**Written instruction**
Omit the pictures, then reproduce every remaining record exactly.

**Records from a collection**
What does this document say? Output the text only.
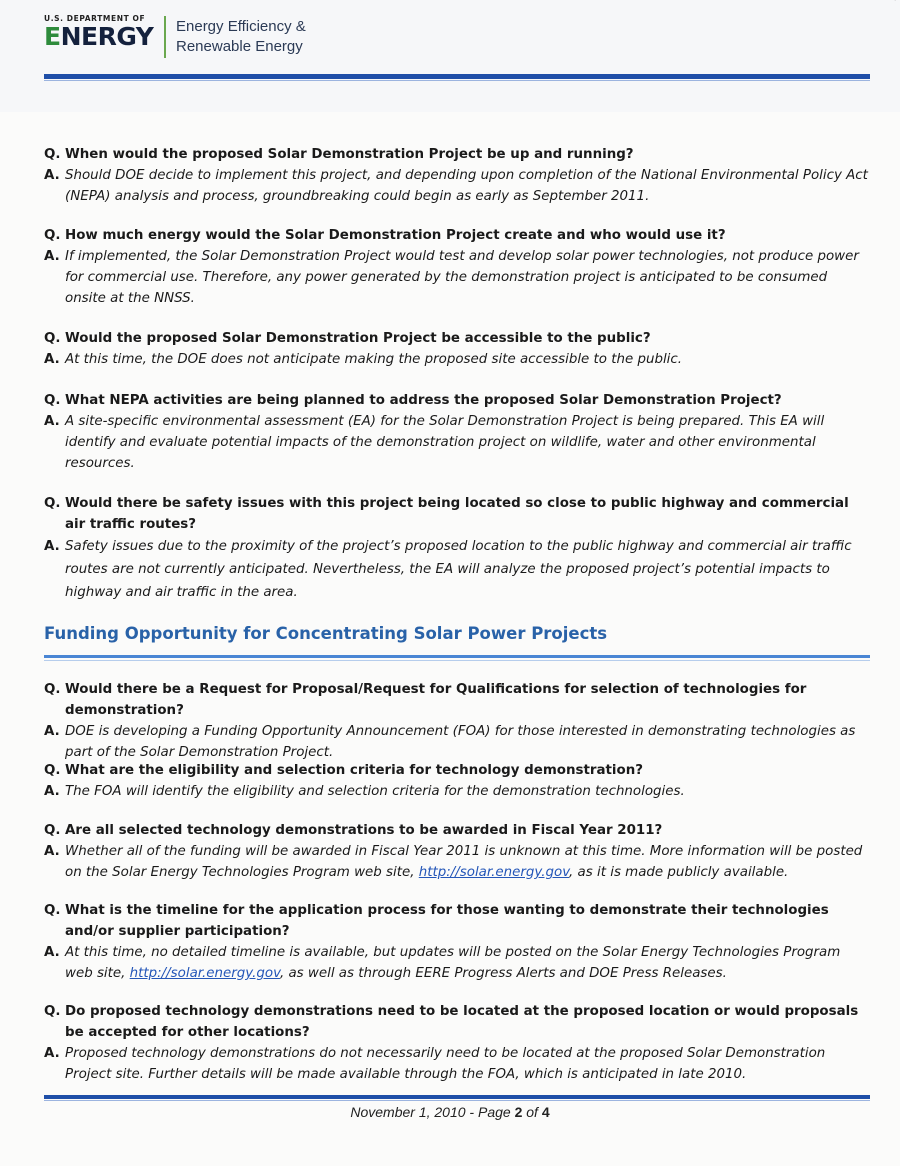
U.S. DEPARTMENT OF
ENERGY Energy Efficiency &
Renewable Energy
Q. When would the proposed Solar Demonstration Project be up and running?
A. Should DOE decide to implement this project, and depending upon completion of the National Environmental Policy Act (NEPA) analysis and process, groundbreaking could begin as early as September 2011.
Q. How much energy would the Solar Demonstration Project create and who would use it?
A. If implemented, the Solar Demonstration Project would test and develop solar power technologies, not produce power for commercial use. Therefore, any power generated by the demonstration project is anticipated to be consumed onsite at the NNSS.
Q. Would the proposed Solar Demonstration Project be accessible to the public?
A. At this time, the DOE does not anticipate making the proposed site accessible to the public.
Q. What NEPA activities are being planned to address the proposed Solar Demonstration Project?
A. A site-specific environmental assessment (EA) for the Solar Demonstration Project is being prepared. This EA will identify and evaluate potential impacts of the demonstration project on wildlife, water and other environmental resources.
Q. Would there be safety issues with this project being located so close to public highway and commercial air traffic routes?
A. Safety issues due to the proximity of the project’s proposed location to the public highway and commercial air traffic routes are not currently anticipated. Nevertheless, the EA will analyze the proposed project’s potential impacts to highway and air traffic in the area.
Funding Opportunity for Concentrating Solar Power Projects
Q. Would there be a Request for Proposal/Request for Qualifications for selection of technologies for demonstration?
A. DOE is developing a Funding Opportunity Announcement (FOA) for those interested in demonstrating technologies as part of the Solar Demonstration Project.
Q. What are the eligibility and selection criteria for technology demonstration?
A. The FOA will identify the eligibility and selection criteria for the demonstration technologies.
Q. Are all selected technology demonstrations to be awarded in Fiscal Year 2011?
A. Whether all of the funding will be awarded in Fiscal Year 2011 is unknown at this time. More information will be posted on the Solar Energy Technologies Program web site, http://solar.energy.gov, as it is made publicly available.
Q. What is the timeline for the application process for those wanting to demonstrate their technologies and/or supplier participation?
A. At this time, no detailed timeline is available, but updates will be posted on the Solar Energy Technologies Program web site, http://solar.energy.gov, as well as through EERE Progress Alerts and DOE Press Releases.
Q. Do proposed technology demonstrations need to be located at the proposed location or would proposals be accepted for other locations?
A. Proposed technology demonstrations do not necessarily need to be located at the proposed Solar Demonstration Project site. Further details will be made available through the FOA, which is anticipated in late 2010.
November 1, 2010 - Page 2 of 4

**Completed task**
What does this document say? Output the text only.
U.S. DEPARTMENT OF
ENERGY Energy Efficiency &
Renewable Energy
Q. When would the proposed Solar Demonstration Project be up and running?
A. Should DOE decide to implement this project, and depending upon completion of the National Environmental Policy Act (NEPA) analysis and process, groundbreaking could begin as early as September 2011.
Q. How much energy would the Solar Demonstration Project create and who would use it?
A. If implemented, the Solar Demonstration Project would test and develop solar power technologies, not produce power for commercial use. Therefore, any power generated by the demonstration project is anticipated to be consumed onsite at the NNSS.
Q. Would the proposed Solar Demonstration Project be accessible to the public?
A. At this time, the DOE does not anticipate making the proposed site accessible to the public.
Q. What NEPA activities are being planned to address the proposed Solar Demonstration Project?
A. A site-specific environmental assessment (EA) for the Solar Demonstration Project is being prepared. This EA will identify and evaluate potential impacts of the demonstration project on wildlife, water and other environmental resources.
Q. Would there be safety issues with this project being located so close to public highway and commercial air traffic routes?
A. Safety issues due to the proximity of the project’s proposed location to the public highway and commercial air traffic routes are not currently anticipated. Nevertheless, the EA will analyze the proposed project’s potential impacts to highway and air traffic in the area.
Funding Opportunity for Concentrating Solar Power Projects
Q. Would there be a Request for Proposal/Request for Qualifications for selection of technologies for demonstration?
A. DOE is developing a Funding Opportunity Announcement (FOA) for those interested in demonstrating technologies as part of the Solar Demonstration Project.
Q. What are the eligibility and selection criteria for technology demonstration?
A. The FOA will identify the eligibility and selection criteria for the demonstration technologies.
Q. Are all selected technology demonstrations to be awarded in Fiscal Year 2011?
A. Whether all of the funding will be awarded in Fiscal Year 2011 is unknown at this time. More information will be posted on the Solar Energy Technologies Program web site, http://solar.energy.gov, as it is made publicly available.
Q. What is the timeline for the application process for those wanting to demonstrate their technologies and/or supplier participation?
A. At this time, no detailed timeline is available, but updates will be posted on the Solar Energy Technologies Program web site, http://solar.energy.gov, as well as through EERE Progress Alerts and DOE Press Releases.
Q. Do proposed technology demonstrations need to be located at the proposed location or would proposals be accepted for other locations?
A. Proposed technology demonstrations do not necessarily need to be located at the proposed Solar Demonstration Project site. Further details will be made available through the FOA, which is anticipated in late 2010.
November 1, 2010 - Page 2 of 4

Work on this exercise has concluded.